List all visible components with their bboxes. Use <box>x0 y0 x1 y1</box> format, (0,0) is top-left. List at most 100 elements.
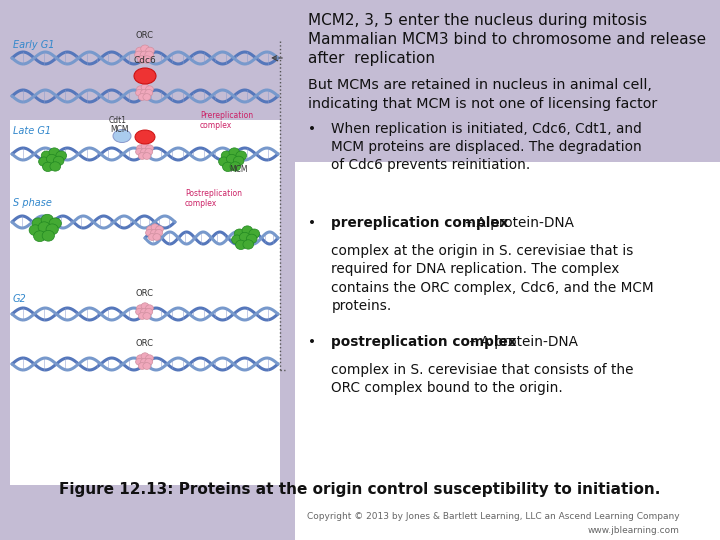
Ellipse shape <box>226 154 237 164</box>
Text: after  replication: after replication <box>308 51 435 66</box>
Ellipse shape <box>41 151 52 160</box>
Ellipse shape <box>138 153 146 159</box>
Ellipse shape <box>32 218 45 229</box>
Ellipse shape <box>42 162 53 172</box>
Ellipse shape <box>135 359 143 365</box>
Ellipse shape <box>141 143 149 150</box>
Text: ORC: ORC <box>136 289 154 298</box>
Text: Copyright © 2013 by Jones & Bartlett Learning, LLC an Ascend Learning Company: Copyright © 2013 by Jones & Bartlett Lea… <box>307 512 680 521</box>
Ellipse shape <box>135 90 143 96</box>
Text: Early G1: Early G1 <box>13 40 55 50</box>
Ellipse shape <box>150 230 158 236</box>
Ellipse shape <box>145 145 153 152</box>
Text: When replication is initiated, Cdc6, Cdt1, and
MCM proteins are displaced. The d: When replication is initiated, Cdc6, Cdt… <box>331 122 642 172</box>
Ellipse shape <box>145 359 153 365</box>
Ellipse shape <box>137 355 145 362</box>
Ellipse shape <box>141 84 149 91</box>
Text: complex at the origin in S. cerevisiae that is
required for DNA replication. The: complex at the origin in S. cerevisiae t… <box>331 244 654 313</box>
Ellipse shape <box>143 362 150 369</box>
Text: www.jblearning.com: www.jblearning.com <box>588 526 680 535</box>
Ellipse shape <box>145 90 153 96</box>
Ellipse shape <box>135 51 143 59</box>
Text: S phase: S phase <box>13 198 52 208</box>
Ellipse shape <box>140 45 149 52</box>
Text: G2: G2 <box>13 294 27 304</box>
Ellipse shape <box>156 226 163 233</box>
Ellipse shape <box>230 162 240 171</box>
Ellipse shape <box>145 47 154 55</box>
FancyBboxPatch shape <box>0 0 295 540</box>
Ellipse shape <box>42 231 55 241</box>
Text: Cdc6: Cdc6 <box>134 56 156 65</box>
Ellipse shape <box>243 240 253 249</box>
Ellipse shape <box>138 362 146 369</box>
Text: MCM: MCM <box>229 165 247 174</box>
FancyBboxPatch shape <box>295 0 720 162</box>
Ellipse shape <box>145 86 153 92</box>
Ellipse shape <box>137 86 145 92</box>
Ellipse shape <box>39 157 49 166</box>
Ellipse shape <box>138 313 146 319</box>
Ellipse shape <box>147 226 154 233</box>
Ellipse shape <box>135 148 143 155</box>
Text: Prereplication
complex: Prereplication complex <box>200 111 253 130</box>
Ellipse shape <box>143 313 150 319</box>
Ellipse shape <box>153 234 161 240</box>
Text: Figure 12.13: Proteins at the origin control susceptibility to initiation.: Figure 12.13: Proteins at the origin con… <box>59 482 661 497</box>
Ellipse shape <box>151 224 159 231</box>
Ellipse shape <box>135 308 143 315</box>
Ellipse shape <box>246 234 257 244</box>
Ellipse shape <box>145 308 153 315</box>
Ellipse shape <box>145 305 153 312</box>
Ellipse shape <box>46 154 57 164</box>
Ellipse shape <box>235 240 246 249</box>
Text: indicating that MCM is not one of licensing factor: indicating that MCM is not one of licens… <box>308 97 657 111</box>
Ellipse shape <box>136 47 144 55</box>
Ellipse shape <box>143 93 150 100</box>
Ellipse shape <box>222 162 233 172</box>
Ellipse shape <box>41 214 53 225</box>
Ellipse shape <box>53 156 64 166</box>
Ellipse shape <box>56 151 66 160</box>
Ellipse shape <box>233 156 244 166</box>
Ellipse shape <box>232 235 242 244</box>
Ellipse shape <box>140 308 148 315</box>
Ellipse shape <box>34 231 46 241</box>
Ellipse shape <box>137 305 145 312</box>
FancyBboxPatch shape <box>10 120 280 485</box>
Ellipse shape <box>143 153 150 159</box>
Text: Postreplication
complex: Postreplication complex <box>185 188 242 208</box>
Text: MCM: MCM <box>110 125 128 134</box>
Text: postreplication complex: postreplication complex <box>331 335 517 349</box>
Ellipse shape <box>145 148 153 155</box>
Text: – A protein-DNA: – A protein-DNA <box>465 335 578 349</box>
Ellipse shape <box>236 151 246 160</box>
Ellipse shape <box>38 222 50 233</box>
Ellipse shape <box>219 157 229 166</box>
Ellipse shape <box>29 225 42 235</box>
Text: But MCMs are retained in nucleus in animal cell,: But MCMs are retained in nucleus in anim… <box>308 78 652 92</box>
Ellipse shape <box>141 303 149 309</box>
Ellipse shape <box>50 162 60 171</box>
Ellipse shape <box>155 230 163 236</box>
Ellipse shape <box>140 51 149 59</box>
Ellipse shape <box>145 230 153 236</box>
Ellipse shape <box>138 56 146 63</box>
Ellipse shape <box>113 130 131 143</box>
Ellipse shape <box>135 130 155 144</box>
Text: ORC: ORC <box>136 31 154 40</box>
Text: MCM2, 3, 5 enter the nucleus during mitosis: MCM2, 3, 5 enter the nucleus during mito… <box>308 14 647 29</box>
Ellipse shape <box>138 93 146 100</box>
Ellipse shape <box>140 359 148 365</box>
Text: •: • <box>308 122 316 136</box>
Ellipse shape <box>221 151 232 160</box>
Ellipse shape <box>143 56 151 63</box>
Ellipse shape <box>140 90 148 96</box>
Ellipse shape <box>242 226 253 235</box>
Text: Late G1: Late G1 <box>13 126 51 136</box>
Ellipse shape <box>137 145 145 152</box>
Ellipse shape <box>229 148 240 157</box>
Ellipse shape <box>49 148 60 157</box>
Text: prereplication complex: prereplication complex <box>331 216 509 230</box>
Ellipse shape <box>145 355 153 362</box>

> What to work on
Copy out, from the material above, each line in which the string "that" is found.

> Answer to this problem
Text: complex at the origin in S. cerevisiae that is
Text: indicating that MCM is not one of licensing factor: indicating that MCM is not one of licens… <box>308 97 657 111</box>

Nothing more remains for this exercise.